DOCUMENT EXTRACT:
────

Reading Questions will be handled as follows:

Contents: Click on the author name to go to the questions for that reading.
Gee
Newby #1
Delpit
O'Grady & Cho #1 (Phon. devel.)
"Phonology, Phonics, and English Spelling"
Fredericks
Newby #2

Miller & Gildea
O'Grady & Cho #2 (Vocab./Morphol. Devel.)
Kruse and Honeyfield
VanPatten and Benati
Nieto

Delpit
Wheeler & Swords

How to use these questions: Look at the questions before you read. Answer the questions on notepaper as you read or after you read. Type them up to be handed in on the day they're due. The questions will be the basis for class discussion of the readings.
 

"What is literacy?" by James Paul Gee

For a little help with Gee's ideas, click here, or scroll to the bottom of the page.  "Discourse" in these questions refers to the notion of discourse as a sort of subculture.

  1. What discourses have you partially or fully mastered? List the main ones. Think of groups, clubs, social circles, churches, etc. -- Cheerleading? How to be a member of a sports team? A good granddaughter/son? Babysitter? Youth camp counselor?
  2. One example of discourses that most of us have experienced is high-school cliques. Describe two or three cliques in the high school you attended, and what  the criteria were for being a member. How did someone have to dress and talk to be accepted by the clique? What interests and activities did they pursue? What were their attitudes towards school and authority?
  3.  What does Gee mean when he says on p. 58 "this is where we fail mainstream children just as much as non-mainstream ones"?
  4.  Based on this article, do you think Gee would favor or disfavor a strongly multicultural curriculum?


The Structure of English, by Michael Newby, pp. 1-22
 

  1. Newby writes about "knowing" (knowing how to do something subconsciously) vs. "knowing about", and about "metalanguage"; Gee also talks about "meta-level skills in regard to language" (p. 55). Are the two authors talking about roughly the same thing?
  2. According to Newby, how do children learn language? Does his description fit what you have experienced of toddlers learning language? Give a few examples from your personal experience.

────

ASSIGNMENT 1: In the first question on Gee in the reading-questions page, which example discourses appear after the dash, as it is written with the question marks dropped?
ASSIGNMENT 2: Write the next part of the reading-questions page, following on from its last sentence.
The entries play no part in any of this work.

────

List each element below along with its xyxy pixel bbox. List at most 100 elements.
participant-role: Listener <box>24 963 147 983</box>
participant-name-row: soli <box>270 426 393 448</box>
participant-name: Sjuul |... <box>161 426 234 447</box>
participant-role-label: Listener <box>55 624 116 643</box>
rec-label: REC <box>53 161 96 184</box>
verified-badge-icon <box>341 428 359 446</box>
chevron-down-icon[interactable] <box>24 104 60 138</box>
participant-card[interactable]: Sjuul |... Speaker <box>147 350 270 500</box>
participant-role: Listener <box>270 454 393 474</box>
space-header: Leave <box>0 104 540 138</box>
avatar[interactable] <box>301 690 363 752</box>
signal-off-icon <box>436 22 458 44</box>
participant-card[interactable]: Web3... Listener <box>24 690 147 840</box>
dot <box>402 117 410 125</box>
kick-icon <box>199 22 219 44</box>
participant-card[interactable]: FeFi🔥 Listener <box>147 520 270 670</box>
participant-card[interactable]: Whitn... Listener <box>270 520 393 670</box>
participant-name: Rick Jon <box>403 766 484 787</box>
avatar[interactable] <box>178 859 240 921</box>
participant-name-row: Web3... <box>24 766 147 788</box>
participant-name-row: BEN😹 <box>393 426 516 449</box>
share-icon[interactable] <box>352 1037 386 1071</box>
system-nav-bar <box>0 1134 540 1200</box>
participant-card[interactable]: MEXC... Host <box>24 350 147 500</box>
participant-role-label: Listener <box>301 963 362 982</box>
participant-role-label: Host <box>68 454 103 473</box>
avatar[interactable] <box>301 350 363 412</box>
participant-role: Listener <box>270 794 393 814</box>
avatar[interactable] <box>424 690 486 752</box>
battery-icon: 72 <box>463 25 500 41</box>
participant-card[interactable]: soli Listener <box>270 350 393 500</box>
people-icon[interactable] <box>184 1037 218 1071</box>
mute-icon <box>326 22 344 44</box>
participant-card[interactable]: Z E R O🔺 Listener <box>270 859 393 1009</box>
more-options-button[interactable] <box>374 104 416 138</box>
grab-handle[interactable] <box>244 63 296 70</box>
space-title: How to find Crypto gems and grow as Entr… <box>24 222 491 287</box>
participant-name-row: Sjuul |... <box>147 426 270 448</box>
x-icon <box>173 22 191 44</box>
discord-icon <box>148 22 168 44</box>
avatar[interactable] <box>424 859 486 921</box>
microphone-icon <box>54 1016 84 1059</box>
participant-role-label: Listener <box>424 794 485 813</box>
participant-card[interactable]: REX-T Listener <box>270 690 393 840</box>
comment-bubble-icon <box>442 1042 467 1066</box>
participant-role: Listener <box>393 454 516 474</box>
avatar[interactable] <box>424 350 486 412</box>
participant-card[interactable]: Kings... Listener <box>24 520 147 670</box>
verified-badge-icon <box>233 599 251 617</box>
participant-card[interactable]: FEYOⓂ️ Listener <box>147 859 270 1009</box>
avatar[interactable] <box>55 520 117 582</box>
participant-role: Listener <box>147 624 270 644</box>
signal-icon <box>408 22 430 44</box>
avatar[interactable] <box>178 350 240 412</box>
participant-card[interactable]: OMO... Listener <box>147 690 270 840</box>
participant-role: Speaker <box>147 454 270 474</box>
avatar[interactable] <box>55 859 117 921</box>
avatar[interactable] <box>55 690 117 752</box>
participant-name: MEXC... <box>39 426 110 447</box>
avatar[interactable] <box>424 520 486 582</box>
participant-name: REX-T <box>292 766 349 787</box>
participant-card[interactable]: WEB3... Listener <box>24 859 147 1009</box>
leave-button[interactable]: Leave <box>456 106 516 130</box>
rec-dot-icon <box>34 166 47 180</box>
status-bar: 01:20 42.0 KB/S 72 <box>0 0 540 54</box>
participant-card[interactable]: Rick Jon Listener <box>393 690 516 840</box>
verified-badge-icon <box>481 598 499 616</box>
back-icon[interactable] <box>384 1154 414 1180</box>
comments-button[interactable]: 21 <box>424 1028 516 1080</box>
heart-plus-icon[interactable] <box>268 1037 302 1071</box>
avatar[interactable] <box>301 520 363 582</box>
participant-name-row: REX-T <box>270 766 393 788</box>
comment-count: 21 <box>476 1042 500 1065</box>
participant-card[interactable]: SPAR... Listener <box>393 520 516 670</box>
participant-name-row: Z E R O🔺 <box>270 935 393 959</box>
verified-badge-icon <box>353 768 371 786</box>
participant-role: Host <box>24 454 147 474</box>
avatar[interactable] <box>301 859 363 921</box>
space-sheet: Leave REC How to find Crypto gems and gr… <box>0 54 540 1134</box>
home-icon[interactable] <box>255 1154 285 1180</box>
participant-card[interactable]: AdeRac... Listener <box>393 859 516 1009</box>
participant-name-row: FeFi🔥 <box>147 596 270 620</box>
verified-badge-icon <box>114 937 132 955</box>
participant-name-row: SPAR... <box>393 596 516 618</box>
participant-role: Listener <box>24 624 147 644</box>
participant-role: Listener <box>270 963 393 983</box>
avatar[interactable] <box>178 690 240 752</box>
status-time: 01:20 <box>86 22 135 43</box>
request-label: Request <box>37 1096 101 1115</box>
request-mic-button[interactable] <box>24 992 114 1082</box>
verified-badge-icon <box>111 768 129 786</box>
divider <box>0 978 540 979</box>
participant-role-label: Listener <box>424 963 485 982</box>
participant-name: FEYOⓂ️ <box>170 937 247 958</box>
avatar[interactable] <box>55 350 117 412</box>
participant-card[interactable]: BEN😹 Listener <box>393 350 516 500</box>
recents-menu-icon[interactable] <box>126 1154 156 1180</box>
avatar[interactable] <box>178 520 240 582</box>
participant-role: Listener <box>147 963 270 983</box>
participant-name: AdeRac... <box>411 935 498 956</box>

────

RESULT 1:
- Cheerleading
- How to be a member of a sports team
- A good granddaughter/son
- Babysitter
- Youth camp counselor

RESULT 2:
  3. Have you ever experienced or witnessed an event of linguistic intolerance (that is, expression of prejudgment or prejudice based on a person's language use) (p. 15)? Recount it briefly.
  4. Relate what Newby says about languages and styles to Gee's notion of a discourse: Is language, dialect, or style part of the "identity kit" for a discourse? Elaborate on your answer, giving specific examples from your own experience if you can.
  5. According to Newby, are some dialects superior to others as vehicles for communication? From your experience with school and/or teaching materials, do our public schools agree with Newby's view (which is the view of linguists in general) in these matters? Explain.
     


Education in a Multicultural Society,
by Lisa Delpit.

  1. At the beginning of this article, Delpit names two negative results of a clash between a non-mainstream student's home culture (their primary discourse) and the school culture (a secondary discourse, and also the dominant discourse?) Describe each of these negative effects briefly.
  2. Delpit wants to re-examine the causes of student underachievement. Instead of focusing on how non-mainstream children fail in school, she wants us to see how the schools fail non-mainstream children. She describes numerous teacher beliefs and practices which actually hurt nonmainstream students instead of helping them. Briefly describe three of these flawed beliefs/practices.
  3. What ideas do Gee and Delpit have in common? Name two or three.

 

"The Study of Language Acquisition" and "Phonological Development", Sections 1 & 2 of O'Grady & Cho, "First Language Acquisition"

Section 1:

  1. How do O'Grady & Cho define a "grammar"?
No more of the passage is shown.